**Aim of the task**
Sort through the entries below and pull out lines containing the word "salsa".

**Material provided**
──────────────────────────────
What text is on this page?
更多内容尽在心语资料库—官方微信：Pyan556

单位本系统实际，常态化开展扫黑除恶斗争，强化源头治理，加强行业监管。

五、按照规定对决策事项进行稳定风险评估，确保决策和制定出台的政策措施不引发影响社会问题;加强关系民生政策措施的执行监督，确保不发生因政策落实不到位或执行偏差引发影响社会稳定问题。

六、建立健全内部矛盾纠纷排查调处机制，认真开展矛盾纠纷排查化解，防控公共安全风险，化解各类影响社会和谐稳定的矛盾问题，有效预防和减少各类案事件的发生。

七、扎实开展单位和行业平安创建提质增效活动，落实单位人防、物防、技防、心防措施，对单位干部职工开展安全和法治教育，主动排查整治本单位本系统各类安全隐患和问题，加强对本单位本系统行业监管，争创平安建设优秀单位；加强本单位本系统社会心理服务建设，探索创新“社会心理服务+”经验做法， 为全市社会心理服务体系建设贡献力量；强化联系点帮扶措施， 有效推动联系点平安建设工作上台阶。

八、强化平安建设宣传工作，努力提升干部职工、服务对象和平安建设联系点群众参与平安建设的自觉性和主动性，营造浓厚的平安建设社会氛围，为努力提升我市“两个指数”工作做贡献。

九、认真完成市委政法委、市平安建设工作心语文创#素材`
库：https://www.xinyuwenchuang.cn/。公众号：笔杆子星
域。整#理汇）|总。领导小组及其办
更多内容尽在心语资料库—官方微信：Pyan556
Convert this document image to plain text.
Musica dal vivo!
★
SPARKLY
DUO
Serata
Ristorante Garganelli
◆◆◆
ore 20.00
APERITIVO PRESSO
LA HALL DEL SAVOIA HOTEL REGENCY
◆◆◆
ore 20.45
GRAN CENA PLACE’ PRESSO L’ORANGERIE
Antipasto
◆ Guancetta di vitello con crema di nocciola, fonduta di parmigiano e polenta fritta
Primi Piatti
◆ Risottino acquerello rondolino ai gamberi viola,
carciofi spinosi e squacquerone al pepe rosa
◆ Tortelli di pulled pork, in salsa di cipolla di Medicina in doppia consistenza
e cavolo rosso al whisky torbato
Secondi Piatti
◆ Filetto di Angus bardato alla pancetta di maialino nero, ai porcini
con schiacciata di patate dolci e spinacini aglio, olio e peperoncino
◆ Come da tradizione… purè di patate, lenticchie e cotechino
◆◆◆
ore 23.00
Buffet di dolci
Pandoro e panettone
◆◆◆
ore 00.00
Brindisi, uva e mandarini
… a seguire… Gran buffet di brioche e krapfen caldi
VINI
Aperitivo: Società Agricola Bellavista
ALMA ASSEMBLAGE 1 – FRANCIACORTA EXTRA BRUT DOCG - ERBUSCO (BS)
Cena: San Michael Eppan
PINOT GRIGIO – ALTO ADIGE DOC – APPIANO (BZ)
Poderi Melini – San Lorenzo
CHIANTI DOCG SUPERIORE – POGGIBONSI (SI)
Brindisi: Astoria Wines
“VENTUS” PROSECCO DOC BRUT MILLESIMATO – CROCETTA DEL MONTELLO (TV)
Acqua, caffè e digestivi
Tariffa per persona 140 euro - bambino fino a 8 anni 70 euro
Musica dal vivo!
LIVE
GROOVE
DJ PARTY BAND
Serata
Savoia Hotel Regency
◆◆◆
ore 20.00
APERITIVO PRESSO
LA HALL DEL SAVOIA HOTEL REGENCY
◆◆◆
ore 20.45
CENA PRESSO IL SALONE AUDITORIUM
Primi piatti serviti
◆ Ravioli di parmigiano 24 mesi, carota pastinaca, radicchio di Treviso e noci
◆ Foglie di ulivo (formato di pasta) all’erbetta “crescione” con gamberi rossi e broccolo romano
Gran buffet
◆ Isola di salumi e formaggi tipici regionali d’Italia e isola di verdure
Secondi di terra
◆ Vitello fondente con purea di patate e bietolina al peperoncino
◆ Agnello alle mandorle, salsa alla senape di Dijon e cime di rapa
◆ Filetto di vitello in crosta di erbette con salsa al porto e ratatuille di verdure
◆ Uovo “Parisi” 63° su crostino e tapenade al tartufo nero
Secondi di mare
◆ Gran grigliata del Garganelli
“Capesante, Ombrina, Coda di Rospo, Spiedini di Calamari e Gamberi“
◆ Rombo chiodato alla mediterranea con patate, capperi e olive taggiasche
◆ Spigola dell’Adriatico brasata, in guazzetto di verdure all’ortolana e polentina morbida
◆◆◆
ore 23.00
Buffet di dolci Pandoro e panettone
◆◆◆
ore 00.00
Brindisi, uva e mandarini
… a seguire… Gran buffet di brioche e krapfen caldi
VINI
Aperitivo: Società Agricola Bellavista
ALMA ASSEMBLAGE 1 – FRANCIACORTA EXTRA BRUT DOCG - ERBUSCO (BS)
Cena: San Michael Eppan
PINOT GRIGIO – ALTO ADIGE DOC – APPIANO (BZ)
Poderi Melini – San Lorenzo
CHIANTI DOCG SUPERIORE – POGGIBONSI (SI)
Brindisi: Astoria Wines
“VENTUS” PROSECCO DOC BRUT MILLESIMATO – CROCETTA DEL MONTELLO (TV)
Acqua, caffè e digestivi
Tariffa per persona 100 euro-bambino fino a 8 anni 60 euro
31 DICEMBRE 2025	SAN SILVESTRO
──────────────────────────────
**Complete answer**
◆ Tortelli di pulled pork, in salsa di cipolla di Medicina in doppia consistenza
◆ Agnello alle mandorle, salsa alla senape di Dijon e cime di rapa
◆ Filetto di vitello in crosta di erbette con salsa al porto e ratatuille di verdure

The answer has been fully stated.